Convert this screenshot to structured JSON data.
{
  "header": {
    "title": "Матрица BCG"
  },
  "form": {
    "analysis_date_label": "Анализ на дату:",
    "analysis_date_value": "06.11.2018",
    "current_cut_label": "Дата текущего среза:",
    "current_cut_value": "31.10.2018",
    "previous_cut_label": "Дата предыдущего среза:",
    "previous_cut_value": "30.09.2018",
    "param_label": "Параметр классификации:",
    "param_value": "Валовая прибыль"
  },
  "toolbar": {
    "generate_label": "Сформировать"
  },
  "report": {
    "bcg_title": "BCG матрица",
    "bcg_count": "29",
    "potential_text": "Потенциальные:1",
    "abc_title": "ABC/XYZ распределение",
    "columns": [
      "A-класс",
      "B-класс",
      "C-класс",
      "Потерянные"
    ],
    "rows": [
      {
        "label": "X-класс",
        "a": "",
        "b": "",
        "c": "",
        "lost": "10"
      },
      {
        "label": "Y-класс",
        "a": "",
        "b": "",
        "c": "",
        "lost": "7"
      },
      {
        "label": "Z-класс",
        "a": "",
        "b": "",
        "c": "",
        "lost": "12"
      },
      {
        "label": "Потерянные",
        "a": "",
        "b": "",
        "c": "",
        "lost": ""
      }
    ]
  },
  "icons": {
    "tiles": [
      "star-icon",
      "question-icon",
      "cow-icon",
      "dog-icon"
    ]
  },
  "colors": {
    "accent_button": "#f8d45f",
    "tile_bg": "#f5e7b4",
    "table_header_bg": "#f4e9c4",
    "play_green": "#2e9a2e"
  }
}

-=-=-

| Exercise directions |
Collect each line containing the string "Дата".

| Solution for this problem |
    "current_cut_label": "Дата текущего среза:",
    "previous_cut_label": "Дата предыдущего среза:",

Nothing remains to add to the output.